• **Task**
Your answer is a single number: how many lines hold the word "true"?

• **Data to use**
◇ ◇ ◇ ◇ ◇ ◇ ◇
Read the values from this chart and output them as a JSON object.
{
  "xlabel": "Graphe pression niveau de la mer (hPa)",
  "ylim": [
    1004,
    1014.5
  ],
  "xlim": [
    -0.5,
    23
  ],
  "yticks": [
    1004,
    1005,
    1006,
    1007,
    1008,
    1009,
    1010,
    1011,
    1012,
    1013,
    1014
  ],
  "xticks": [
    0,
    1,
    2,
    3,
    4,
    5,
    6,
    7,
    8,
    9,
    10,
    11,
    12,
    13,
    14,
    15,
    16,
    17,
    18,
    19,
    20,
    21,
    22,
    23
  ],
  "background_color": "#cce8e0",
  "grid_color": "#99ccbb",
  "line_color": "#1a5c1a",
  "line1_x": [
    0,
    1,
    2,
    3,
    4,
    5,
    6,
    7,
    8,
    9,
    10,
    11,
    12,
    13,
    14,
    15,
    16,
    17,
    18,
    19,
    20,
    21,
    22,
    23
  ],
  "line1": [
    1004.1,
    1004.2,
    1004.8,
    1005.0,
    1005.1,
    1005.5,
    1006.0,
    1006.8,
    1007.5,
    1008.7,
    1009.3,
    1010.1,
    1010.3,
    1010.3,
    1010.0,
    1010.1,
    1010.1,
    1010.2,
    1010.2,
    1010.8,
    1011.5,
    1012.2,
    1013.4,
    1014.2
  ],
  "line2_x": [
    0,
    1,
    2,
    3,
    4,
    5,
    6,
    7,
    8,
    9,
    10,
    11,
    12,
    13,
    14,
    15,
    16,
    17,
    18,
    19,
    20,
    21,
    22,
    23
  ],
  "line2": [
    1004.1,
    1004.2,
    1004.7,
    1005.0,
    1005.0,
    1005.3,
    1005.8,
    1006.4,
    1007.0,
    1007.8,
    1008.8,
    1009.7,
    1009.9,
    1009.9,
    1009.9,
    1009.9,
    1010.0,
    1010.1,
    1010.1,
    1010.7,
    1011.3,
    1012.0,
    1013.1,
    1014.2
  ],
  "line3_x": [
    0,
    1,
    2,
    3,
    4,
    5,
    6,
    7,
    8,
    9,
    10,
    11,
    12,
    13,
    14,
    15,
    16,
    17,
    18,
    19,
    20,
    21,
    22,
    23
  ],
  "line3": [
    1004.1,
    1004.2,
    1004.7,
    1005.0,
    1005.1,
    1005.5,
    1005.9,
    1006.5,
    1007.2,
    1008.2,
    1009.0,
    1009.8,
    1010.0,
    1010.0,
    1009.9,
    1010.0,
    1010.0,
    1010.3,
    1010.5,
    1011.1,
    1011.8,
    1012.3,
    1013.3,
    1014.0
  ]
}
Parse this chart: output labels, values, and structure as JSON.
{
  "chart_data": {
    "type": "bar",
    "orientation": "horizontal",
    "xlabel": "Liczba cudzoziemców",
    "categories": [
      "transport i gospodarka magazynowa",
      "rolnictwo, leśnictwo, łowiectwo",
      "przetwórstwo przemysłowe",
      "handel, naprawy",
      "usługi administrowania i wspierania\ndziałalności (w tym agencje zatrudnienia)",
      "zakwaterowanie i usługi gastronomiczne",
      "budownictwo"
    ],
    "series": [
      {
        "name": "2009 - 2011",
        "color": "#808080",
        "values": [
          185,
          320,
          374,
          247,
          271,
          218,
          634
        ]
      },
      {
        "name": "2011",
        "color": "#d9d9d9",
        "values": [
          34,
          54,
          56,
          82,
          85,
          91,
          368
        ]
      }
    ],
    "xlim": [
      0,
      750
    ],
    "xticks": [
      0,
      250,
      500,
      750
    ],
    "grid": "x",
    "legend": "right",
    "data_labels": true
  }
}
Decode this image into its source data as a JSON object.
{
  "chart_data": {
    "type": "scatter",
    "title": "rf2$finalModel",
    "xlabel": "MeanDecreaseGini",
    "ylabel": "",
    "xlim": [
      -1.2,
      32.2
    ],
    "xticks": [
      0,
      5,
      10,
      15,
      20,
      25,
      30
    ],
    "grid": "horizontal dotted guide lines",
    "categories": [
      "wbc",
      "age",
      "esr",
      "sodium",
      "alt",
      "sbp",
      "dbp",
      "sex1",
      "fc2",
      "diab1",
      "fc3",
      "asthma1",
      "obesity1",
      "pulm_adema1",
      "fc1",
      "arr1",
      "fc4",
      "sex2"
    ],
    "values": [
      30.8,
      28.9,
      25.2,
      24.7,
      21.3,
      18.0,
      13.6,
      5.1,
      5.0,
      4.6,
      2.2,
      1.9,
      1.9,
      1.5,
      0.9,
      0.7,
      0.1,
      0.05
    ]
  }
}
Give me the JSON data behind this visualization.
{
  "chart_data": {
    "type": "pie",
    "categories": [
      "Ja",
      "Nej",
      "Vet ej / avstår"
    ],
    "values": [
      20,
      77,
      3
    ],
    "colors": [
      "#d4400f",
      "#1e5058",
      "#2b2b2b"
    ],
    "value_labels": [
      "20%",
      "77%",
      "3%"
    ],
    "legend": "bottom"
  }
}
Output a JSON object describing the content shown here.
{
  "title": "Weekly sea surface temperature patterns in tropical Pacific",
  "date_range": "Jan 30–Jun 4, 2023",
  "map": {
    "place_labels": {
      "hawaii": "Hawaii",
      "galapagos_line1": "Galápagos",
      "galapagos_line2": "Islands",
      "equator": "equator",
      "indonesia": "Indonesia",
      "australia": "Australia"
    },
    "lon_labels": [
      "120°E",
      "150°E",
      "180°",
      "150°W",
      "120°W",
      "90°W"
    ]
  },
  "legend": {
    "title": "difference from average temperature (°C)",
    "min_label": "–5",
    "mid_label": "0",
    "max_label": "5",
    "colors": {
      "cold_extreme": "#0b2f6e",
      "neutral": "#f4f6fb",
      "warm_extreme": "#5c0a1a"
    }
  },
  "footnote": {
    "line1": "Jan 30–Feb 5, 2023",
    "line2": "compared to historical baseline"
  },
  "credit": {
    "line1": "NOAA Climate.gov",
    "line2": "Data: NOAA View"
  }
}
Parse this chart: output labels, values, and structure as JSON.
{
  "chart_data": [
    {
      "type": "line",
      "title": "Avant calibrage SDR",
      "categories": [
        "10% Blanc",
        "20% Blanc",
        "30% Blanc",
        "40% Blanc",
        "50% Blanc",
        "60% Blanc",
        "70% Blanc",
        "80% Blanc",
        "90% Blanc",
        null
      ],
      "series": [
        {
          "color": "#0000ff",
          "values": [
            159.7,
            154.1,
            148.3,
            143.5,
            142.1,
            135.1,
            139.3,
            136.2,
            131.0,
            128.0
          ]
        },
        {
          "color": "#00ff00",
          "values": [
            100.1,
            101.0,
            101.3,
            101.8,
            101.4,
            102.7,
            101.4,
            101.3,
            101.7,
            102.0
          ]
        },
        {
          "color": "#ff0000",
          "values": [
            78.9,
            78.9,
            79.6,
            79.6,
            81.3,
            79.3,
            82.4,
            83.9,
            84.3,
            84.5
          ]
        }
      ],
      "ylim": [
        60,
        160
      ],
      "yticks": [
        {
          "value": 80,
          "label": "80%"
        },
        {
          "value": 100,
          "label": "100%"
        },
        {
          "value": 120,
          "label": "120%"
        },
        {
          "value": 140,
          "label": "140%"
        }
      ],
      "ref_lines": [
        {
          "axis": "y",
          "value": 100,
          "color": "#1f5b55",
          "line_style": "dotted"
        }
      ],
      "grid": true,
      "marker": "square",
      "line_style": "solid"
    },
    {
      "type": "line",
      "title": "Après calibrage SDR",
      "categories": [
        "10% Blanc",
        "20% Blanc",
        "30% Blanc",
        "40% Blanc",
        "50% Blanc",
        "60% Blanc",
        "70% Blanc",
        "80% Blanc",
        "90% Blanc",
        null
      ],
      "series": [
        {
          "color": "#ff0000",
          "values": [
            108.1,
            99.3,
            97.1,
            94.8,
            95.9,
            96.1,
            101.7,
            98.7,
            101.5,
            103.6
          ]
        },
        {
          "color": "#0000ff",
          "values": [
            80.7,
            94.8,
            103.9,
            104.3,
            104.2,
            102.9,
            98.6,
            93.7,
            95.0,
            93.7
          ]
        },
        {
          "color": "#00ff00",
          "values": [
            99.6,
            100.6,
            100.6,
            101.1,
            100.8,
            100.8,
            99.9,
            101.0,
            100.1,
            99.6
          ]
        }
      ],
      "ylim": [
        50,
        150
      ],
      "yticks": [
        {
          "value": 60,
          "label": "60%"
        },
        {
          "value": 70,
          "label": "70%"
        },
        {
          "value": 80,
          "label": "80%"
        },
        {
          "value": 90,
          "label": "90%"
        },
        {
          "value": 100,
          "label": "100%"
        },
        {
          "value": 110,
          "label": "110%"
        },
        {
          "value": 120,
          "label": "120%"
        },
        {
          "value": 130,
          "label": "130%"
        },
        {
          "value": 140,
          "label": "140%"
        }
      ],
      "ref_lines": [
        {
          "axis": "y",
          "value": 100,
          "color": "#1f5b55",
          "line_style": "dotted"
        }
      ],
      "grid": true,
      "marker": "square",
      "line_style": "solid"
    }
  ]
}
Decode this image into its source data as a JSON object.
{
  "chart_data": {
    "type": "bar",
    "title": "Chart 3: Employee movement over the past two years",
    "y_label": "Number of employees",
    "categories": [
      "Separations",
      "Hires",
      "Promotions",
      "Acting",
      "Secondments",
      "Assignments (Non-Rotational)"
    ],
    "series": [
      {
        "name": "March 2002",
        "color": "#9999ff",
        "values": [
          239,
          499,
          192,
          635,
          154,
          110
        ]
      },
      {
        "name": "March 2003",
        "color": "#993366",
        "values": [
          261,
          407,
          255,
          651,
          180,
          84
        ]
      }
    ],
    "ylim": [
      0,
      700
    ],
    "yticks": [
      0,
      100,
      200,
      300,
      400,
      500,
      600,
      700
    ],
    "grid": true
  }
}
◇ ◇ ◇ ◇ ◇ ◇ ◇
• **Task answer**
4